== Passage ==
****************
But if Unite full-timers had such a “strong sense of a duty of care”, why did this not manifest itself in relation to Nailard’s repeated and longstanding complaints of gender-related harassment?
And how is it possible to reconcile Nailard’s demonstrable success in claiming unfair constructive dismissal with the claimed display of a “strong sense of a duty of care” by her employer?
McCluskey’s e-mail continues:
“The ET accepted Peter Kavanagh’s explanation that he moved Sally Nailard to safeguard her but quite uniquely maintained that the union are responsible for the actions of Workplace Representatives regardless of the fact that we do not have an employer/employee relationship with those workplace representatives.”
There is something almost magnificent in the way in which McCluskey has managed to confuse so many issues of fact and so many issues of law in so few words.
On a fine point of law, the ET found that Kavanagh’s explanation of his decision to transfer Nailard from Heathrow to Southampton was “tainted by sex” (i.e. discriminatory). On an even finer point of law, this was overturned by the EAT. The Court of Appeal agreed with the EAT.
****************
== Given records ==
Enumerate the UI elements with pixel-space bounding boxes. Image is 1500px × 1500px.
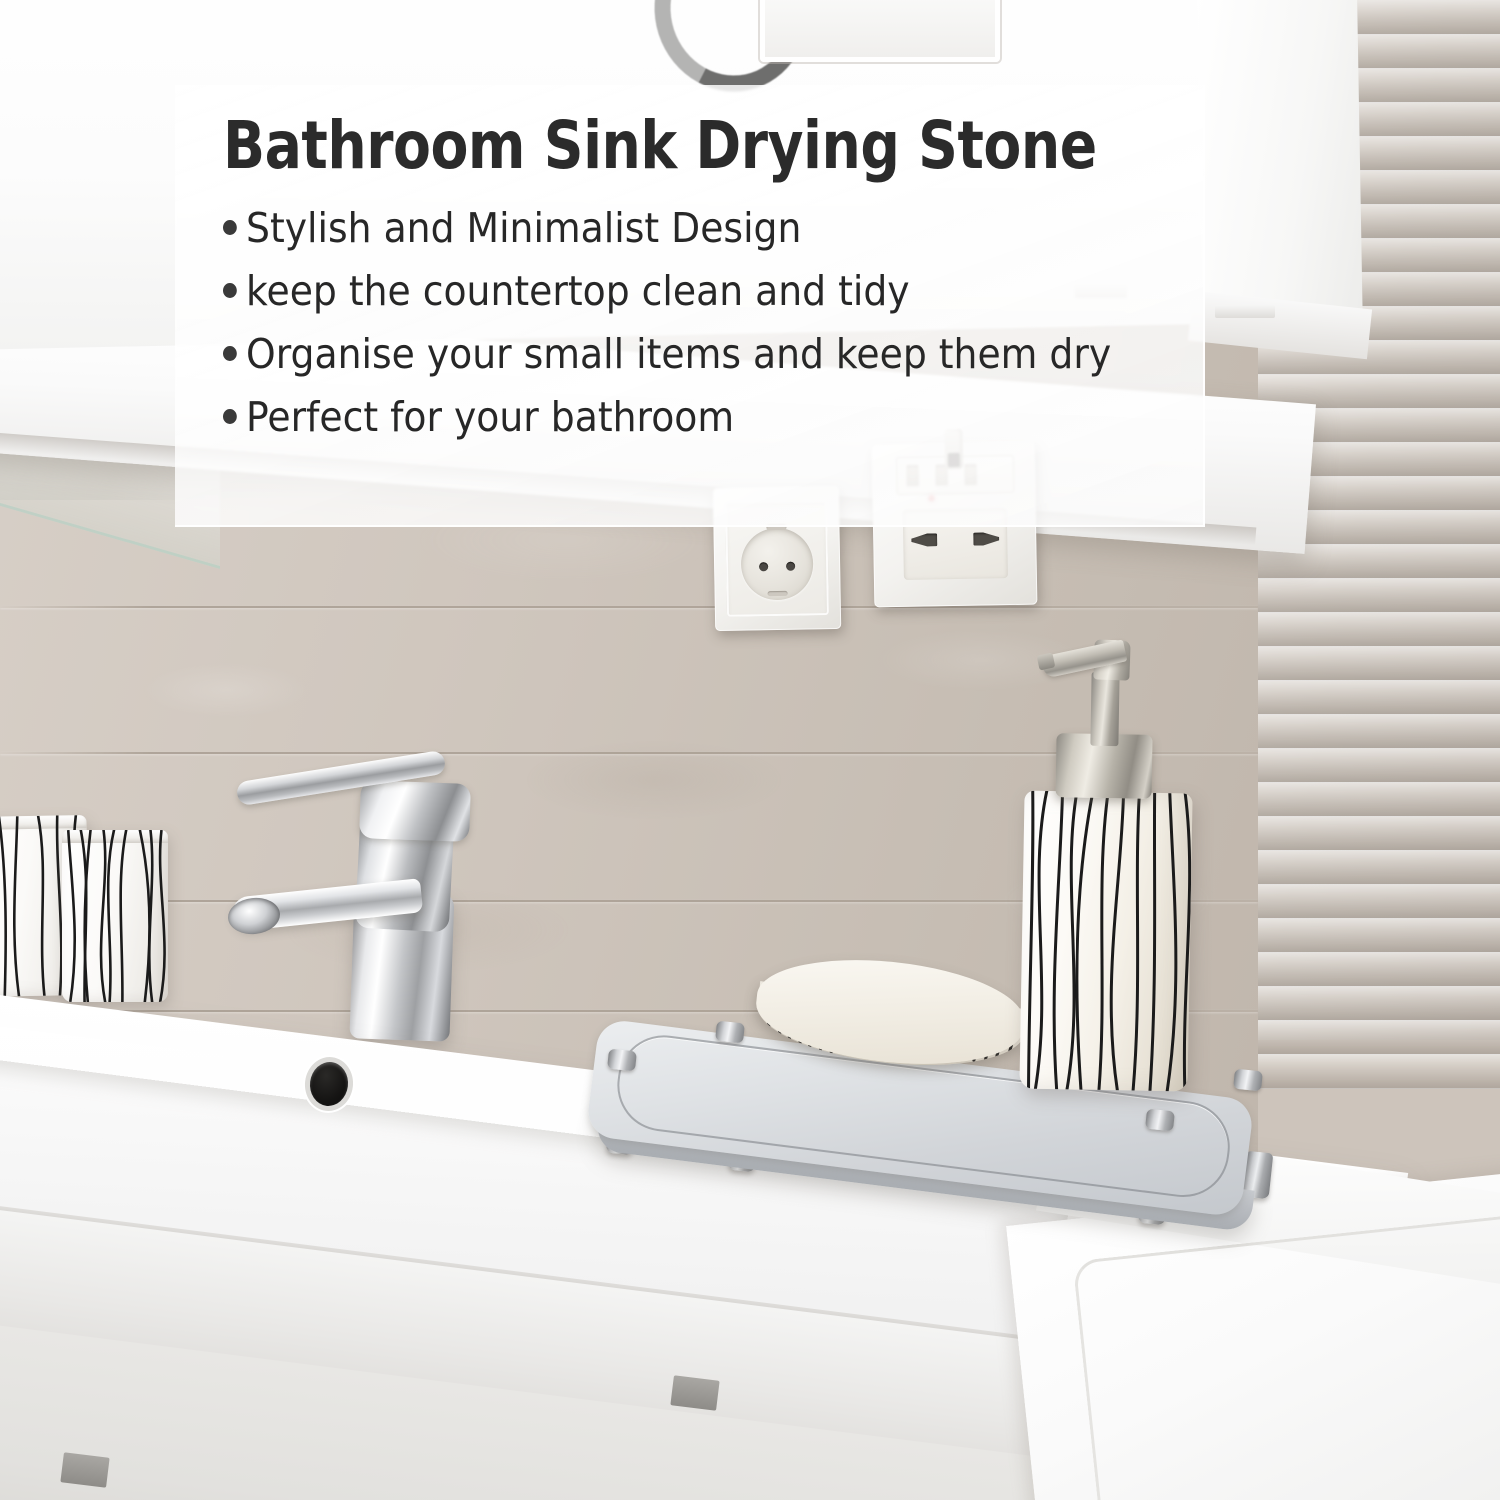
ceramic-stripe	[1119, 792, 1154, 1091]
feature-bullet-list: Stylish and Minimalist Designkeep the co…	[223, 197, 1188, 449]
bathtub-inner-edge	[1072, 1216, 1500, 1500]
ceramic-stripe	[1149, 793, 1184, 1092]
ceramic-stripe	[1104, 792, 1139, 1091]
wall-rib	[1258, 782, 1500, 817]
page-title: Bathroom Sink Drying Stone	[223, 110, 1097, 182]
ceramic-stripe	[1019, 791, 1047, 1091]
grout-line	[0, 606, 1258, 608]
ceramic-stripe	[22, 816, 55, 997]
feature-bullet-item: Stylish and Minimalist Design	[223, 197, 1111, 260]
socket-slot	[911, 533, 937, 546]
ceramic-stripe	[1134, 793, 1169, 1092]
wall-rib	[1258, 918, 1500, 953]
feature-bullet-item: Organise your small items and keep them …	[223, 323, 1111, 386]
wall-rib	[1258, 816, 1500, 851]
bullet-dot-icon	[223, 346, 237, 361]
bullet-dot-icon	[223, 283, 237, 298]
tray-post	[1233, 1069, 1263, 1092]
ceramic-stripe	[1073, 791, 1108, 1091]
tray-post	[715, 1021, 745, 1044]
socket-slot	[973, 532, 999, 545]
wall-rib	[1258, 714, 1500, 749]
feature-bullet-label: Stylish and Minimalist Design	[246, 197, 801, 260]
ceramic-stripe	[112, 830, 142, 1002]
wall-rib	[1258, 850, 1500, 885]
wall-rib	[1258, 578, 1500, 613]
marketing-text-panel: Bathroom Sink Drying Stone Stylish and M…	[175, 85, 1205, 527]
outlet-pin	[786, 562, 795, 571]
wall-rib	[1258, 646, 1500, 681]
wall-rib	[1258, 986, 1500, 1021]
dispenser-stem	[1090, 672, 1119, 746]
vanity-handle[interactable]	[60, 1452, 109, 1487]
tumbler-rim	[62, 830, 168, 843]
ceramic-stripe	[1043, 791, 1078, 1091]
feature-bullet-item: keep the countertop clean and tidy	[223, 260, 1111, 323]
ceramic-stripe	[1027, 791, 1062, 1091]
cabinet-handle[interactable]	[1215, 305, 1275, 318]
wall-rib	[1258, 680, 1500, 715]
ceramic-stripe	[62, 830, 83, 1002]
wall-rib	[1258, 1020, 1500, 1055]
ceramic-stripe	[1088, 792, 1123, 1092]
soap-dispenser	[1019, 791, 1192, 1092]
bullet-dot-icon	[223, 409, 237, 424]
ceramic-stripe	[135, 830, 165, 1002]
product-photo-scene: Bathroom Sink Drying Stone Stylish and M…	[0, 0, 1500, 1500]
wall-rib	[1258, 884, 1500, 919]
ceramic-tumbler	[62, 830, 168, 1002]
tray-post	[1145, 1109, 1175, 1132]
tray-post	[607, 1049, 637, 1072]
ceramic-stripe	[100, 830, 130, 1002]
outlet-earth-clip	[768, 591, 788, 596]
wall-rib	[1258, 748, 1500, 783]
ceramic-stripe	[124, 830, 154, 1002]
ceramic-stripe	[1058, 791, 1093, 1091]
ceramic-stripe	[0, 816, 16, 997]
feature-bullet-label: Organise your small items and keep them …	[246, 323, 1111, 386]
ceramic-stripe	[65, 830, 95, 1002]
cabinet-right	[1197, 0, 1363, 341]
ceramic-stripe	[147, 830, 168, 1002]
bullet-dot-icon	[223, 220, 237, 235]
feature-bullet-label: keep the countertop clean and tidy	[246, 260, 910, 323]
wall-rib	[1258, 1054, 1500, 1089]
feature-bullet-label: Perfect for your bathroom	[246, 386, 734, 449]
wall-rib	[1258, 952, 1500, 987]
tumbler-rim	[0, 815, 87, 830]
ceramic-stripe	[88, 830, 118, 1002]
ceramic-stripe	[76, 830, 106, 1002]
cabinet-panel	[760, 0, 1000, 62]
feature-bullet-item: Perfect for your bathroom	[223, 386, 1111, 449]
faucet-cartridge-cap	[359, 780, 471, 842]
wall-rib	[1258, 612, 1500, 647]
ceramic-stripe	[3, 816, 36, 997]
vanity-handle[interactable]	[670, 1375, 719, 1410]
****************
== Problem set ==
a. Reproduce the passage about the Nailard case, starting at "But if Unite" and ending at "so few words.".
b. In the passage about the Nailard case, from where and to where did Kavanagh transfer Nailard?
The data above come from a separate source.

== Exercise answers ==
a.
But if Unite full-timers had such a “strong sense of a duty of care”, why did this not manifest itself in relation to Nailard’s repeated and longstanding complaints of gender-related harassment?
And how is it possible to reconcile Nailard’s demonstrable success in claiming unfair constructive dismissal with the claimed display of a “strong sense of a duty of care” by her employer?
McCluskey’s e-mail continues:
“The ET accepted Peter Kavanagh’s explanation that he moved Sally Nailard to safeguard her but quite uniquely maintained that the union are responsible for the actions of Workplace Representatives regardless of the fact that we do not have an employer/employee relationship with those workplace representatives.”
There is something almost magnificent in the way in which McCluskey has managed to confuse so many issues of fact and so many issues of law in so few words.

b. From Heathrow to Southampton.